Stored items
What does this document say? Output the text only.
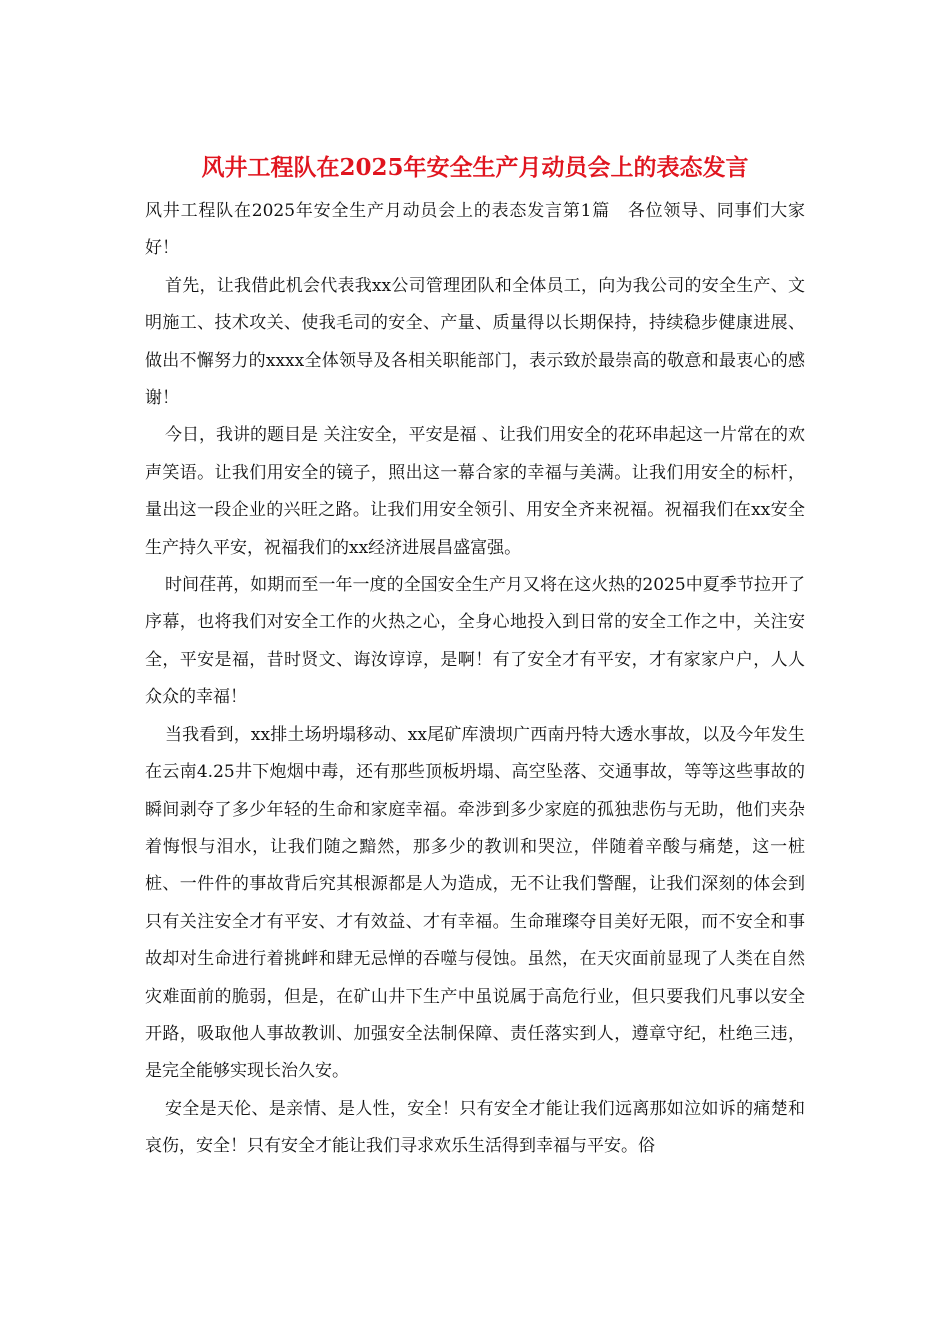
风井工程队在2025年安全生产月动员会上的表态发言

风井工程队在2025年安全生产月动员会上的表态发言第1篇　各位领导、同事们大家好！

首先，让我借此机会代表我xx公司管理团队和全体员工，向为我公司的安全生产、文明施工、技术攻关、使我毛司的安全、产量、质量得以长期保持，持续稳步健康进展、做出不懈努力的xxxx全体领导及各相关职能部门，表示致於最崇高的敬意和最衷心的感谢！

今日，我讲的题目是 关注安全，平安是福 、让我们用安全的花环串起这一片常在的欢声笑语。让我们用安全的镜子，照出这一幕合家的幸福与美满。让我们用安全的标杆，量出这一段企业的兴旺之路。让我们用安全领引、用安全齐来祝福。祝福我们在xx安全生产持久平安，祝福我们的xx经济进展昌盛富强。

时间荏苒，如期而至一年一度的全国安全生产月又将在这火热的2025中夏季节拉开了序幕，也将我们对安全工作的火热之心，全身心地投入到日常的安全工作之中，关注安全，平安是福，昔时贤文、诲汝谆谆，是啊！有了安全才有平安，才有家家户户，人人众众的幸福！

当我看到，xx排土场坍塌移动、xx尾矿库溃坝广西南丹特大透水事故，以及今年发生在云南4.25井下炮烟中毒，还有那些顶板坍塌、高空坠落、交通事故，等等这些事故的瞬间剥夺了多少年轻的生命和家庭幸福。牵涉到多少家庭的孤独悲伤与无助，他们夹杂着悔恨与泪水，让我们随之黯然，那多少的教训和哭泣，伴随着辛酸与痛楚，这一桩桩、一件件的事故背后究其根源都是人为造成，无不让我们警醒，让我们深刻的体会到只有关注安全才有平安、才有效益、才有幸福。生命璀璨夺目美好无限，而不安全和事故却对生命进行着挑衅和肆无忌惮的吞噬与侵蚀。虽然，在天灾面前显现了人类在自然灾难面前的脆弱，但是，在矿山井下生产中虽说属于高危行业，但只要我们凡事以安全开路，吸取他人事故教训、加强安全法制保障、责任落实到人，遵章守纪，杜绝三违，是完全能够实现长治久安。

安全是天伦、是亲情、是人性，安全！只有安全才能让我们远离那如泣如诉的痛楚和哀伤，安全！只有安全才能让我们寻求欢乐生活得到幸福与平安。俗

▶ **EXERCISE REQUIREMENTS**: Pictures are to be left out; the records above must be repeated word for word.

▶ **COMPLETED EXERCISE**:
What does this document say? Output the text only.
风井工程队在2025年安全生产月动员会上的表态发言

风井工程队在2025年安全生产月动员会上的表态发言第1篇　各位领导、同事们大家好！

首先，让我借此机会代表我xx公司管理团队和全体员工，向为我公司的安全生产、文明施工、技术攻关、使我毛司的安全、产量、质量得以长期保持，持续稳步健康进展、做出不懈努力的xxxx全体领导及各相关职能部门，表示致於最崇高的敬意和最衷心的感谢！

今日，我讲的题目是 关注安全，平安是福 、让我们用安全的花环串起这一片常在的欢声笑语。让我们用安全的镜子，照出这一幕合家的幸福与美满。让我们用安全的标杆，量出这一段企业的兴旺之路。让我们用安全领引、用安全齐来祝福。祝福我们在xx安全生产持久平安，祝福我们的xx经济进展昌盛富强。

时间荏苒，如期而至一年一度的全国安全生产月又将在这火热的2025中夏季节拉开了序幕，也将我们对安全工作的火热之心，全身心地投入到日常的安全工作之中，关注安全，平安是福，昔时贤文、诲汝谆谆，是啊！有了安全才有平安，才有家家户户，人人众众的幸福！

当我看到，xx排土场坍塌移动、xx尾矿库溃坝广西南丹特大透水事故，以及今年发生在云南4.25井下炮烟中毒，还有那些顶板坍塌、高空坠落、交通事故，等等这些事故的瞬间剥夺了多少年轻的生命和家庭幸福。牵涉到多少家庭的孤独悲伤与无助，他们夹杂着悔恨与泪水，让我们随之黯然，那多少的教训和哭泣，伴随着辛酸与痛楚，这一桩桩、一件件的事故背后究其根源都是人为造成，无不让我们警醒，让我们深刻的体会到只有关注安全才有平安、才有效益、才有幸福。生命璀璨夺目美好无限，而不安全和事故却对生命进行着挑衅和肆无忌惮的吞噬与侵蚀。虽然，在天灾面前显现了人类在自然灾难面前的脆弱，但是，在矿山井下生产中虽说属于高危行业，但只要我们凡事以安全开路，吸取他人事故教训、加强安全法制保障、责任落实到人，遵章守纪，杜绝三违，是完全能够实现长治久安。

安全是天伦、是亲情、是人性，安全！只有安全才能让我们远离那如泣如诉的痛楚和哀伤，安全！只有安全才能让我们寻求欢乐生活得到幸福与平安。俗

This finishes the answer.